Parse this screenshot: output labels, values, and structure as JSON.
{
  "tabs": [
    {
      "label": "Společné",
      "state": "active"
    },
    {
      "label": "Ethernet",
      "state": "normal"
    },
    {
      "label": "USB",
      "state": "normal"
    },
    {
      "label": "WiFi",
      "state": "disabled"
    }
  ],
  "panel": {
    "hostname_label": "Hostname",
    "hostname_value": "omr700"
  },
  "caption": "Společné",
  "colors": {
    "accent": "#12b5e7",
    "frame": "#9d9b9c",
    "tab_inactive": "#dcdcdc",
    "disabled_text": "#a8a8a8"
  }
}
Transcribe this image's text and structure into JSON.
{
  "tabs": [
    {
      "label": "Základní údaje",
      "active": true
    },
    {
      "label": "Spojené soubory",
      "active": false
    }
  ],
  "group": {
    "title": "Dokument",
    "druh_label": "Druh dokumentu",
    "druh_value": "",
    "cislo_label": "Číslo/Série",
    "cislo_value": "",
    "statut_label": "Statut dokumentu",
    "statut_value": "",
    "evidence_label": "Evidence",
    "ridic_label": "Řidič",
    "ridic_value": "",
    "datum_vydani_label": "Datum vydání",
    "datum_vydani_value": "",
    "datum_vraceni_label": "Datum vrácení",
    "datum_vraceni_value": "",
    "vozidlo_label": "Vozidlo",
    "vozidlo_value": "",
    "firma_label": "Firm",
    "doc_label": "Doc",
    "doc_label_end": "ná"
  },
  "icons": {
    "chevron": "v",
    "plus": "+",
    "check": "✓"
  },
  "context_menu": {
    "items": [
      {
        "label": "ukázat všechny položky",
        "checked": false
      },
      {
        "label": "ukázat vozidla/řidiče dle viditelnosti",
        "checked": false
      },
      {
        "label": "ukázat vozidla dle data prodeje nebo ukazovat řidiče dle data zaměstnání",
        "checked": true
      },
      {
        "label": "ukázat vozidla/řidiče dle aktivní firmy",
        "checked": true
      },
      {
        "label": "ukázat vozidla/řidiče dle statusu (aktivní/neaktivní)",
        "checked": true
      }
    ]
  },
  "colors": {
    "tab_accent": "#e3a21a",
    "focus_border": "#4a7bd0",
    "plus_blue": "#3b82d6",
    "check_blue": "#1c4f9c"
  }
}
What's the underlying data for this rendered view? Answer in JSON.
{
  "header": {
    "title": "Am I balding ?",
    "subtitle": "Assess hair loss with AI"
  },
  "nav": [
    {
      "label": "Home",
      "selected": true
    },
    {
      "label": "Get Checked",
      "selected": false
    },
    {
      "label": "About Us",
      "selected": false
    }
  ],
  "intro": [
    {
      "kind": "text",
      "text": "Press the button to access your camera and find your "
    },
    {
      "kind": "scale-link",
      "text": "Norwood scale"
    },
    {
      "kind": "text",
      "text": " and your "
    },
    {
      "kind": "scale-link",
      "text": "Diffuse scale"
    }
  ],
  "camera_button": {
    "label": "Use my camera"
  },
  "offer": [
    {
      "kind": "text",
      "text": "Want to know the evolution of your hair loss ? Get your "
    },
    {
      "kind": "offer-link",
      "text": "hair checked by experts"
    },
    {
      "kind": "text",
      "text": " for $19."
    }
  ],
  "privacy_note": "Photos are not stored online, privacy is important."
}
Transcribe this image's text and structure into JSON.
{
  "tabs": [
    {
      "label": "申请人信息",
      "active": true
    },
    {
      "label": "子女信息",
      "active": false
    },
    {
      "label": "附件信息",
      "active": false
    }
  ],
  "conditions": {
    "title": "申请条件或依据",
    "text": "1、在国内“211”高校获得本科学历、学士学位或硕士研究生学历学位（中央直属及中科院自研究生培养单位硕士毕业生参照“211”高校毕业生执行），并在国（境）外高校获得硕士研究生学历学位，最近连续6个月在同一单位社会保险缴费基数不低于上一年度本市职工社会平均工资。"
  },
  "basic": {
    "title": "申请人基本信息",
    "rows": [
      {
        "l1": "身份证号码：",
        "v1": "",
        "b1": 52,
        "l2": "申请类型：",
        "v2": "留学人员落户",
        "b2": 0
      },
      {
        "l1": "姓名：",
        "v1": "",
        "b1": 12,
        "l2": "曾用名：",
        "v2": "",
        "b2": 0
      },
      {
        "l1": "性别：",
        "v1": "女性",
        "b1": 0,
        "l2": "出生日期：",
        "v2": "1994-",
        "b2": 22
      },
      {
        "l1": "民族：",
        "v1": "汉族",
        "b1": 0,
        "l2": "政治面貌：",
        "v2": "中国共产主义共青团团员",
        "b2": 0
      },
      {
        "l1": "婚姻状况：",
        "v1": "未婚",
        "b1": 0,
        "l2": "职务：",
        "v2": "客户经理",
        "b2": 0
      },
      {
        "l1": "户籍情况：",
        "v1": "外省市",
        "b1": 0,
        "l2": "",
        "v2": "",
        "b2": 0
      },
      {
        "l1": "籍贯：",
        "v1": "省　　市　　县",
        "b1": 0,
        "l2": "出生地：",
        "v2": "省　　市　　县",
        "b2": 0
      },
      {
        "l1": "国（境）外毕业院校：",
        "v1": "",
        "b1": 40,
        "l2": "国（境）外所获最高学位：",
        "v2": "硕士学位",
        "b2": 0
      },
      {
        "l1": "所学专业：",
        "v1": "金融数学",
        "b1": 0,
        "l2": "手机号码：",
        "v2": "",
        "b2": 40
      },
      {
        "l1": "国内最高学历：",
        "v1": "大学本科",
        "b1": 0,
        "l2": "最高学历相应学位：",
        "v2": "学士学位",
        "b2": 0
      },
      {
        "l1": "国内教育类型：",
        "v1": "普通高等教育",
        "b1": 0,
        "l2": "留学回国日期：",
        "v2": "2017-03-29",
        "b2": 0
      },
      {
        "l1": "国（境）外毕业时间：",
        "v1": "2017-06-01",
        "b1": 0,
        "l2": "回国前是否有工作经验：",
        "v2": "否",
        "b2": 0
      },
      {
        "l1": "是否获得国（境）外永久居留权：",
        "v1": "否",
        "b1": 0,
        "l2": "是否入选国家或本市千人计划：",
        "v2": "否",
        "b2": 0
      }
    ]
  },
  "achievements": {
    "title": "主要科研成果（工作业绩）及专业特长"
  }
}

→ **TASK STATEMENT**
Please give back all of the records exactly as written.

→ **WRITTEN REPLY**
Parse this screenshot: output labels, values, and structure as JSON.
{
  "tabs": [
    {
      "label": "Společné",
      "state": "active"
    },
    {
      "label": "Ethernet",
      "state": "normal"
    },
    {
      "label": "USB",
      "state": "normal"
    },
    {
      "label": "WiFi",
      "state": "disabled"
    }
  ],
  "panel": {
    "hostname_label": "Hostname",
    "hostname_value": "omr700"
  },
  "caption": "Společné",
  "colors": {
    "accent": "#12b5e7",
    "frame": "#9d9b9c",
    "tab_inactive": "#dcdcdc",
    "disabled_text": "#a8a8a8"
  }
}
Transcribe this image's text and structure into JSON.
{
  "tabs": [
    {
      "label": "Základní údaje",
      "active": true
    },
    {
      "label": "Spojené soubory",
      "active": false
    }
  ],
  "group": {
    "title": "Dokument",
    "druh_label": "Druh dokumentu",
    "druh_value": "",
    "cislo_label": "Číslo/Série",
    "cislo_value": "",
    "statut_label": "Statut dokumentu",
    "statut_value": "",
    "evidence_label": "Evidence",
    "ridic_label": "Řidič",
    "ridic_value": "",
    "datum_vydani_label": "Datum vydání",
    "datum_vydani_value": "",
    "datum_vraceni_label": "Datum vrácení",
    "datum_vraceni_value": "",
    "vozidlo_label": "Vozidlo",
    "vozidlo_value": "",
    "firma_label": "Firm",
    "doc_label": "Doc",
    "doc_label_end": "ná"
  },
  "icons": {
    "chevron": "v",
    "plus": "+",
    "check": "✓"
  },
  "context_menu": {
    "items": [
      {
        "label": "ukázat všechny položky",
        "checked": false
      },
      {
        "label": "ukázat vozidla/řidiče dle viditelnosti",
        "checked": false
      },
      {
        "label": "ukázat vozidla dle data prodeje nebo ukazovat řidiče dle data zaměstnání",
        "checked": true
      },
      {
        "label": "ukázat vozidla/řidiče dle aktivní firmy",
        "checked": true
      },
      {
        "label": "ukázat vozidla/řidiče dle statusu (aktivní/neaktivní)",
        "checked": true
      }
    ]
  },
  "colors": {
    "tab_accent": "#e3a21a",
    "focus_border": "#4a7bd0",
    "plus_blue": "#3b82d6",
    "check_blue": "#1c4f9c"
  }
}
What's the underlying data for this rendered view? Answer in JSON.
{
  "header": {
    "title": "Am I balding ?",
    "subtitle": "Assess hair loss with AI"
  },
  "nav": [
    {
      "label": "Home",
      "selected": true
    },
    {
      "label": "Get Checked",
      "selected": false
    },
    {
      "label": "About Us",
      "selected": false
    }
  ],
  "intro": [
    {
      "kind": "text",
      "text": "Press the button to access your camera and find your "
    },
    {
      "kind": "scale-link",
      "text": "Norwood scale"
    },
    {
      "kind": "text",
      "text": " and your "
    },
    {
      "kind": "scale-link",
      "text": "Diffuse scale"
    }
  ],
  "camera_button": {
    "label": "Use my camera"
  },
  "offer": [
    {
      "kind": "text",
      "text": "Want to know the evolution of your hair loss ? Get your "
    },
    {
      "kind": "offer-link",
      "text": "hair checked by experts"
    },
    {
      "kind": "text",
      "text": " for $19."
    }
  ],
  "privacy_note": "Photos are not stored online, privacy is important."
}
Transcribe this image's text and structure into JSON.
{
  "tabs": [
    {
      "label": "申请人信息",
      "active": true
    },
    {
      "label": "子女信息",
      "active": false
    },
    {
      "label": "附件信息",
      "active": false
    }
  ],
  "conditions": {
    "title": "申请条件或依据",
    "text": "1、在国内“211”高校获得本科学历、学士学位或硕士研究生学历学位（中央直属及中科院自研究生培养单位硕士毕业生参照“211”高校毕业生执行），并在国（境）外高校获得硕士研究生学历学位，最近连续6个月在同一单位社会保险缴费基数不低于上一年度本市职工社会平均工资。"
  },
  "basic": {
    "title": "申请人基本信息",
    "rows": [
      {
        "l1": "身份证号码：",
        "v1": "",
        "b1": 52,
        "l2": "申请类型：",
        "v2": "留学人员落户",
        "b2": 0
      },
      {
        "l1": "姓名：",
        "v1": "",
        "b1": 12,
        "l2": "曾用名：",
        "v2": "",
        "b2": 0
      },
      {
        "l1": "性别：",
        "v1": "女性",
        "b1": 0,
        "l2": "出生日期：",
        "v2": "1994-",
        "b2": 22
      },
      {
        "l1": "民族：",
        "v1": "汉族",
        "b1": 0,
        "l2": "政治面貌：",
        "v2": "中国共产主义共青团团员",
        "b2": 0
      },
      {
        "l1": "婚姻状况：",
        "v1": "未婚",
        "b1": 0,
        "l2": "职务：",
        "v2": "客户经理",
        "b2": 0
      },
      {
        "l1": "户籍情况：",
        "v1": "外省市",
        "b1": 0,
        "l2": "",
        "v2": "",
        "b2": 0
      },
      {
        "l1": "籍贯：",
        "v1": "省　　市　　县",
        "b1": 0,
        "l2": "出生地：",
        "v2": "省　　市　　县",
        "b2": 0
      },
      {
        "l1": "国（境）外毕业院校：",
        "v1": "",
        "b1": 40,
        "l2": "国（境）外所获最高学位：",
        "v2": "硕士学位",
        "b2": 0
      },
      {
        "l1": "所学专业：",
        "v1": "金融数学",
        "b1": 0,
        "l2": "手机号码：",
        "v2": "",
        "b2": 40
      },
      {
        "l1": "国内最高学历：",
        "v1": "大学本科",
        "b1": 0,
        "l2": "最高学历相应学位：",
        "v2": "学士学位",
        "b2": 0
      },
      {
        "l1": "国内教育类型：",
        "v1": "普通高等教育",
        "b1": 0,
        "l2": "留学回国日期：",
        "v2": "2017-03-29",
        "b2": 0
      },
      {
        "l1": "国（境）外毕业时间：",
        "v1": "2017-06-01",
        "b1": 0,
        "l2": "回国前是否有工作经验：",
        "v2": "否",
        "b2": 0
      },
      {
        "l1": "是否获得国（境）外永久居留权：",
        "v1": "否",
        "b1": 0,
        "l2": "是否入选国家或本市千人计划：",
        "v2": "否",
        "b2": 0
      }
    ]
  },
  "achievements": {
    "title": "主要科研成果（工作业绩）及专业特长"
  }
}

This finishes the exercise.